>> BEGIN Supplied information

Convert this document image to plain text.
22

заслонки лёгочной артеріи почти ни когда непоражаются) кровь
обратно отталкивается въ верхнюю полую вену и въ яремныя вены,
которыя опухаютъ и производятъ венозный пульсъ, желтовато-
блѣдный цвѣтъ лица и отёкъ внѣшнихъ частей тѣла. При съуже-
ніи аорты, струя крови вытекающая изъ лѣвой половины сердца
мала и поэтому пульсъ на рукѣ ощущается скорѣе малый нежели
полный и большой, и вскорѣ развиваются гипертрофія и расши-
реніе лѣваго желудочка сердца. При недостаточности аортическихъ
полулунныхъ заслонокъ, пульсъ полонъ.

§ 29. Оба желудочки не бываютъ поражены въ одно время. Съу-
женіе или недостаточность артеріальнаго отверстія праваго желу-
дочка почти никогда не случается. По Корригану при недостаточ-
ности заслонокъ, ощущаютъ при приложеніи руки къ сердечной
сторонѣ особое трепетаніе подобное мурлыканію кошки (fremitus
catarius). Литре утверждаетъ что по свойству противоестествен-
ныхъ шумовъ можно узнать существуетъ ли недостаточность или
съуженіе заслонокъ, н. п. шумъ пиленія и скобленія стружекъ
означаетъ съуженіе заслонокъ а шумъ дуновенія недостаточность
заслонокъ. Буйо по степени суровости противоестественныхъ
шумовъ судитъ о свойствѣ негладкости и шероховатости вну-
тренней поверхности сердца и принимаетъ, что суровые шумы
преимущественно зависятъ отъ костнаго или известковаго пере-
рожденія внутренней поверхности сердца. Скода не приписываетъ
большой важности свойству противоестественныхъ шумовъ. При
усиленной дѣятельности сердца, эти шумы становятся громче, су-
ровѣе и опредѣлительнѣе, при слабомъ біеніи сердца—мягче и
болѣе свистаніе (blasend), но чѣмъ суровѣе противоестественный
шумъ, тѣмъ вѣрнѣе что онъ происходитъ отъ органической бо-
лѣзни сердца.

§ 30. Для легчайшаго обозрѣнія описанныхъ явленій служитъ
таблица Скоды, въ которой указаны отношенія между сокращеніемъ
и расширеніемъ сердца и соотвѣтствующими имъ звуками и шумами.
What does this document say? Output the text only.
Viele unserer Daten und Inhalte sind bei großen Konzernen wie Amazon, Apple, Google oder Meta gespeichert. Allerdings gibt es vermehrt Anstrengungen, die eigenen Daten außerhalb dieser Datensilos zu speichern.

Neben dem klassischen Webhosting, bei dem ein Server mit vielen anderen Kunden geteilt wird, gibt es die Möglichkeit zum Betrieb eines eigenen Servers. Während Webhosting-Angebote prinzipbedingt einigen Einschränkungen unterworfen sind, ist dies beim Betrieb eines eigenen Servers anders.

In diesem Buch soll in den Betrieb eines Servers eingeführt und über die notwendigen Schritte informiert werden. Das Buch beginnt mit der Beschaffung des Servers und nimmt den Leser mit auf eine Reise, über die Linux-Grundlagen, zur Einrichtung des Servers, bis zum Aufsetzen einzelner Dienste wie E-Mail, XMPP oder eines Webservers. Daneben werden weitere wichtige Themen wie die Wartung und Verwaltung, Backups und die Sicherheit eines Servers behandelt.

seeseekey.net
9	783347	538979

>> END Supplied information

→ Description of the task
Go through the entries and repeat each one exactly.

→ Result below
Convert this document image to plain text.
22

заслонки лёгочной артеріи почти ни когда непоражаются) кровь
обратно отталкивается въ верхнюю полую вену и въ яремныя вены,
которыя опухаютъ и производятъ венозный пульсъ, желтовато-
блѣдный цвѣтъ лица и отёкъ внѣшнихъ частей тѣла. При съуже-
ніи аорты, струя крови вытекающая изъ лѣвой половины сердца
мала и поэтому пульсъ на рукѣ ощущается скорѣе малый нежели
полный и большой, и вскорѣ развиваются гипертрофія и расши-
реніе лѣваго желудочка сердца. При недостаточности аортическихъ
полулунныхъ заслонокъ, пульсъ полонъ.

§ 29. Оба желудочки не бываютъ поражены въ одно время. Съу-
женіе или недостаточность артеріальнаго отверстія праваго желу-
дочка почти никогда не случается. По Корригану при недостаточ-
ности заслонокъ, ощущаютъ при приложеніи руки къ сердечной
сторонѣ особое трепетаніе подобное мурлыканію кошки (fremitus
catarius). Литре утверждаетъ что по свойству противоестествен-
ныхъ шумовъ можно узнать существуетъ ли недостаточность или
съуженіе заслонокъ, н. п. шумъ пиленія и скобленія стружекъ
означаетъ съуженіе заслонокъ а шумъ дуновенія недостаточность
заслонокъ. Буйо по степени суровости противоестественныхъ
шумовъ судитъ о свойствѣ негладкости и шероховатости вну-
тренней поверхности сердца и принимаетъ, что суровые шумы
преимущественно зависятъ отъ костнаго или известковаго пере-
рожденія внутренней поверхности сердца. Скода не приписываетъ
большой важности свойству противоестественныхъ шумовъ. При
усиленной дѣятельности сердца, эти шумы становятся громче, су-
ровѣе и опредѣлительнѣе, при слабомъ біеніи сердца—мягче и
болѣе свистаніе (blasend), но чѣмъ суровѣе противоестественный
шумъ, тѣмъ вѣрнѣе что онъ происходитъ отъ органической бо-
лѣзни сердца.

§ 30. Для легчайшаго обозрѣнія описанныхъ явленій служитъ
таблица Скоды, въ которой указаны отношенія между сокращеніемъ
и расширеніемъ сердца и соотвѣтствующими имъ звуками и шумами.
What does this document say? Output the text only.
Viele unserer Daten und Inhalte sind bei großen Konzernen wie Amazon, Apple, Google oder Meta gespeichert. Allerdings gibt es vermehrt Anstrengungen, die eigenen Daten außerhalb dieser Datensilos zu speichern.

Neben dem klassischen Webhosting, bei dem ein Server mit vielen anderen Kunden geteilt wird, gibt es die Möglichkeit zum Betrieb eines eigenen Servers. Während Webhosting-Angebote prinzipbedingt einigen Einschränkungen unterworfen sind, ist dies beim Betrieb eines eigenen Servers anders.

In diesem Buch soll in den Betrieb eines Servers eingeführt und über die notwendigen Schritte informiert werden. Das Buch beginnt mit der Beschaffung des Servers und nimmt den Leser mit auf eine Reise, über die Linux-Grundlagen, zur Einrichtung des Servers, bis zum Aufsetzen einzelner Dienste wie E-Mail, XMPP oder eines Webservers. Daneben werden weitere wichtige Themen wie die Wartung und Verwaltung, Backups und die Sicherheit eines Servers behandelt.

seeseekey.net
9	783347	538979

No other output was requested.